──────── ENTRIES ────────

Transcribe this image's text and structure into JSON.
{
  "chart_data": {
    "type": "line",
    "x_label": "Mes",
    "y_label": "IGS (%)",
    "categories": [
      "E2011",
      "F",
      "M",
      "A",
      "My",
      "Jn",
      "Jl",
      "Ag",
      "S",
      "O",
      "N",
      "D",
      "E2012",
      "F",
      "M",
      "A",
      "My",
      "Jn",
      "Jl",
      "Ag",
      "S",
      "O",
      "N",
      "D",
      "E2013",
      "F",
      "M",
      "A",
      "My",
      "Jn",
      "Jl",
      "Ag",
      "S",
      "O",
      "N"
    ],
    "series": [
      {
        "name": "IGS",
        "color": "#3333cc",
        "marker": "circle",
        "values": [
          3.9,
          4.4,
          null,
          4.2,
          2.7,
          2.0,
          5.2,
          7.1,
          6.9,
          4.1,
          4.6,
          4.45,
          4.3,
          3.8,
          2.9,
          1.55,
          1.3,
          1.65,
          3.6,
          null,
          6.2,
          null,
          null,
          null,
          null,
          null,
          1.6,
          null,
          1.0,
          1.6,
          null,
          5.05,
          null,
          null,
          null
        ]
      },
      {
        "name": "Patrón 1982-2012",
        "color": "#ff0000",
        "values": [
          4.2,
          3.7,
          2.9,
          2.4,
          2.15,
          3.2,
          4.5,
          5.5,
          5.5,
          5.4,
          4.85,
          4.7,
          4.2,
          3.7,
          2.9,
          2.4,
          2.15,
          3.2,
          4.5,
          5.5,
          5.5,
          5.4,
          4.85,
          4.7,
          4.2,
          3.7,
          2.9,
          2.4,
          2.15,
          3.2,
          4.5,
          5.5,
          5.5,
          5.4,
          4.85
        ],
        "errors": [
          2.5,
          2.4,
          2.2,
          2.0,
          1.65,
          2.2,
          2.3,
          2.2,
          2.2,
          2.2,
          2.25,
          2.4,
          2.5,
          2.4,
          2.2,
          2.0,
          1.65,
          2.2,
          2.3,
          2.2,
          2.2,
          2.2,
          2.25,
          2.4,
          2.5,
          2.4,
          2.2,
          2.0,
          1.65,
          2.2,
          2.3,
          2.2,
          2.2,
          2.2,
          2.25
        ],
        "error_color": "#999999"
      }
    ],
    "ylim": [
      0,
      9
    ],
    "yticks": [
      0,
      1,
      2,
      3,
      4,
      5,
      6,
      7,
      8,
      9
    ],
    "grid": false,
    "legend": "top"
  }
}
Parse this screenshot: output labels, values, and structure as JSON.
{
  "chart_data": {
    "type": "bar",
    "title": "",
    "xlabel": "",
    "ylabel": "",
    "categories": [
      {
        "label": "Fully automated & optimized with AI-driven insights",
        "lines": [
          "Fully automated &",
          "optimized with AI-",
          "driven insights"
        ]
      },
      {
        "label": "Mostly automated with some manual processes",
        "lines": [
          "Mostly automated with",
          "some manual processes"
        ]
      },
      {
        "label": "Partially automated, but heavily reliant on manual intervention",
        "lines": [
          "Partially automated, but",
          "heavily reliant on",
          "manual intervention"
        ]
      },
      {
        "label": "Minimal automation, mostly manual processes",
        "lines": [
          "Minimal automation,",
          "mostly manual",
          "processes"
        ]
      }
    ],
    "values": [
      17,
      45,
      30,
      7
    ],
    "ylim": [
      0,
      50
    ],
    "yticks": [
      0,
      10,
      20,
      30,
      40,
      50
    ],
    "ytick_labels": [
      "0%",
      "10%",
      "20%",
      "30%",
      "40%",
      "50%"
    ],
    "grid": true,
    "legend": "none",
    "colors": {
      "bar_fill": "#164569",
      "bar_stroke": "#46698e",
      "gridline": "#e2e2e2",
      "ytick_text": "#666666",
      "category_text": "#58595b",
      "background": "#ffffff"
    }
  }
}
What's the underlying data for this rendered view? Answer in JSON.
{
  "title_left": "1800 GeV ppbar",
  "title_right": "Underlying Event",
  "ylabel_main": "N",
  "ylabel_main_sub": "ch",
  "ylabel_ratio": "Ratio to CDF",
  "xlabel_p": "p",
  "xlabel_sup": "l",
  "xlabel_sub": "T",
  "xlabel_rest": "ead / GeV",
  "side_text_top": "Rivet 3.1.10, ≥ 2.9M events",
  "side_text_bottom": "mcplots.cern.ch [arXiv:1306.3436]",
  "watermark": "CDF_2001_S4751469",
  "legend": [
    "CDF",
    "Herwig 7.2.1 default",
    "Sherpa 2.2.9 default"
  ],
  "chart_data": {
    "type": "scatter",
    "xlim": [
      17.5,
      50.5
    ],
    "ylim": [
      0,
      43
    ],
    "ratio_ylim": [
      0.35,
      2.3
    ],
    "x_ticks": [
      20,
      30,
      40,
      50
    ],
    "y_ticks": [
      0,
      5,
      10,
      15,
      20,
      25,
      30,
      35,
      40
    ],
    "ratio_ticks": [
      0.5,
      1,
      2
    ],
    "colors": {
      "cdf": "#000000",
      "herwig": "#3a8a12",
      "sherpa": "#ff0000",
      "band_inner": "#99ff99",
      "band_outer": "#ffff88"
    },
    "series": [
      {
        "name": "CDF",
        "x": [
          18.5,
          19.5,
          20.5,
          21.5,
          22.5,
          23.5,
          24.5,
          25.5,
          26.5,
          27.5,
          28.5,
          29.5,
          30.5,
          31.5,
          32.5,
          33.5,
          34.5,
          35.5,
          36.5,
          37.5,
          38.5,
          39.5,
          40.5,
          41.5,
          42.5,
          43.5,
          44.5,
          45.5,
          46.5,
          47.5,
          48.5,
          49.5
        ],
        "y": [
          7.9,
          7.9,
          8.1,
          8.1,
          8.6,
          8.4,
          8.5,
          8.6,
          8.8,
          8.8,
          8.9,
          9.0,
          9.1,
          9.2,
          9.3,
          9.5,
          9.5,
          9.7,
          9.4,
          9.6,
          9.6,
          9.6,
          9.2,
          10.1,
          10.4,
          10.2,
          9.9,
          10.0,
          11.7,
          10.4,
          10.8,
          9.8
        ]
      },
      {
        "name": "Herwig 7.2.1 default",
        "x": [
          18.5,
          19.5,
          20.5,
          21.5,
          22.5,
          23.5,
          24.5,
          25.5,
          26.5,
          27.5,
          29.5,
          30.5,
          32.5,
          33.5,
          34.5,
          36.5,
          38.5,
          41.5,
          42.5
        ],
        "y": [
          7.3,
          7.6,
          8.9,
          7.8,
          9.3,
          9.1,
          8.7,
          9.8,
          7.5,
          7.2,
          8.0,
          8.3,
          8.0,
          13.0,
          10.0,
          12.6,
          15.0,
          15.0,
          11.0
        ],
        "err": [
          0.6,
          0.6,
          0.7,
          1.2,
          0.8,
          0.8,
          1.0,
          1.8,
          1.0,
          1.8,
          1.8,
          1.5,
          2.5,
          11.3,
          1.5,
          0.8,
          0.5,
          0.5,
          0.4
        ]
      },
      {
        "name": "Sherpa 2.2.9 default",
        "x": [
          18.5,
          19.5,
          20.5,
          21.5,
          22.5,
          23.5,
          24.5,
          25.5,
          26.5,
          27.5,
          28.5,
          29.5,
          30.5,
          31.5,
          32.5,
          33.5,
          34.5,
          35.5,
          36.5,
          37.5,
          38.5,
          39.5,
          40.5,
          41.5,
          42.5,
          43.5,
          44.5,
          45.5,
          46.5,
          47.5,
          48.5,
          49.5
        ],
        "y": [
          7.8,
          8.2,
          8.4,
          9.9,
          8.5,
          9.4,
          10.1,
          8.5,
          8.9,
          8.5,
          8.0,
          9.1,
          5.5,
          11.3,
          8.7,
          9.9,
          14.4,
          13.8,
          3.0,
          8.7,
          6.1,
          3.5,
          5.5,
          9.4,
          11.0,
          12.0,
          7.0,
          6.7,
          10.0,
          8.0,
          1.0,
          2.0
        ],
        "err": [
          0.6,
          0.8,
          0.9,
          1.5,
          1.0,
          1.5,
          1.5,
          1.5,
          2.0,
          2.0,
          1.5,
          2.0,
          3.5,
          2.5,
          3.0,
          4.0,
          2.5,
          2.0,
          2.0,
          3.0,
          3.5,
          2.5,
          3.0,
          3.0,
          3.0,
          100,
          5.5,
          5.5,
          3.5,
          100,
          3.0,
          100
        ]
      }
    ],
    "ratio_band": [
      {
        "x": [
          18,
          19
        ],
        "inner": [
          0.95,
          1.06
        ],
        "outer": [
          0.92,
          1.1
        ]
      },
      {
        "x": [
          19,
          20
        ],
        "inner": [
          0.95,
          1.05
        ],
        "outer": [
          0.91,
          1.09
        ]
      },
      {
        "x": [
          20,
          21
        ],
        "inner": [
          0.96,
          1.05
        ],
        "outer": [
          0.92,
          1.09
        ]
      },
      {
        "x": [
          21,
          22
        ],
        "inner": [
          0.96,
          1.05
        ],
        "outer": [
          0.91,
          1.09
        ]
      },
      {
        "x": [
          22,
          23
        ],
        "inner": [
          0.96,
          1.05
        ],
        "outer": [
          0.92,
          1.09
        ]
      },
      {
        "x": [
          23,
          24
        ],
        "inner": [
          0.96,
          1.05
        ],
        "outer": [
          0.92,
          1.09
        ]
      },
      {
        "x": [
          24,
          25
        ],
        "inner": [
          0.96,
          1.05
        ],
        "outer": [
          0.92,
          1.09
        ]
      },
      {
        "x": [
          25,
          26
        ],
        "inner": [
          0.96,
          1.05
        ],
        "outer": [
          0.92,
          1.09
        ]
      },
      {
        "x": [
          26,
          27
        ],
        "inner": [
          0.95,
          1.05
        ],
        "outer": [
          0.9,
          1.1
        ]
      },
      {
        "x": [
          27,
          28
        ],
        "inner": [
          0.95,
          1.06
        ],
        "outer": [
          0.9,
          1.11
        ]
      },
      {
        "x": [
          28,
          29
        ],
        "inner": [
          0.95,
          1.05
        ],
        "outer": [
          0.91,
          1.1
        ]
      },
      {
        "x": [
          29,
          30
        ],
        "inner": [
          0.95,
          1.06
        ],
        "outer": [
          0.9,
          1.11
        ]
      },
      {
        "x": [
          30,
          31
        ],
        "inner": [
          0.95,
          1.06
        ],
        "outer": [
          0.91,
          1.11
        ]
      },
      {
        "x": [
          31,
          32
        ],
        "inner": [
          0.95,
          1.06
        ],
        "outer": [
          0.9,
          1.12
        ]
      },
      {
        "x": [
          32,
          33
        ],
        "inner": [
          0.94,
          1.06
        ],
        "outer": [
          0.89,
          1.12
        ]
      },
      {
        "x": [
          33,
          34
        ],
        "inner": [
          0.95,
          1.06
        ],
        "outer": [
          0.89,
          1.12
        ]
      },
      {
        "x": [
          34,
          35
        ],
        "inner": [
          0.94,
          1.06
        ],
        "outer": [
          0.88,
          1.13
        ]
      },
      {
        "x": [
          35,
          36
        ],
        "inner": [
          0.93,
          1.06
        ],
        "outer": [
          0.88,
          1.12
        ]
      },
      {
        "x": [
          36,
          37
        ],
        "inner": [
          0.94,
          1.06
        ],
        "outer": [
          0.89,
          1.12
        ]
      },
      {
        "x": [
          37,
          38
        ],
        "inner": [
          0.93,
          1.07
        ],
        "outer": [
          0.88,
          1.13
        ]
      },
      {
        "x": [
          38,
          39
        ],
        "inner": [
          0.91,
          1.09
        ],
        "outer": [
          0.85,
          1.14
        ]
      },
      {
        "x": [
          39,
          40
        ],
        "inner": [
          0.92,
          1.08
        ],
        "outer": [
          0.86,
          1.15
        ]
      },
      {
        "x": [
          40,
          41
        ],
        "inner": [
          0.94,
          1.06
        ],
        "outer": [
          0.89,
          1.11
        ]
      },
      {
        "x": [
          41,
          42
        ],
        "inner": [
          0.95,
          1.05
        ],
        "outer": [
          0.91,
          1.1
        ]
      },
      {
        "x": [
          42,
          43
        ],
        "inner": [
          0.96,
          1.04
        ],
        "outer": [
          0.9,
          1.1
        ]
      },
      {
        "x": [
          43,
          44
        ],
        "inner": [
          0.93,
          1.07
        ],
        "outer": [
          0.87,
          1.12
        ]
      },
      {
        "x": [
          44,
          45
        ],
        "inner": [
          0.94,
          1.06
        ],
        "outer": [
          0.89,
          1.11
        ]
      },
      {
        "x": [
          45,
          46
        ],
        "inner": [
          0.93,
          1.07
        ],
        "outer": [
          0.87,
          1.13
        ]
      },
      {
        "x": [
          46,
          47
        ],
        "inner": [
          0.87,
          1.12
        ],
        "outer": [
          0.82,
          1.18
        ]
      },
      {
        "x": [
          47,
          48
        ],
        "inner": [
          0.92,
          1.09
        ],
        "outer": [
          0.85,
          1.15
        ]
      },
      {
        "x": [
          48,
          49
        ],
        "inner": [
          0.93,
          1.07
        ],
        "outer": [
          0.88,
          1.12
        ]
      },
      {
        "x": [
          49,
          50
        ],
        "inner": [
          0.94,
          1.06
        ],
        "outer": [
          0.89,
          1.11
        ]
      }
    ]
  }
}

────────

• WHAT THE TASK REQUIRES: Sift the material for lines with the string "insights". Copy each one found.

• RESULT FOR THIS EXERCISE:
        "label": "Fully automated & optimized with AI-driven insights",
          "driven insights"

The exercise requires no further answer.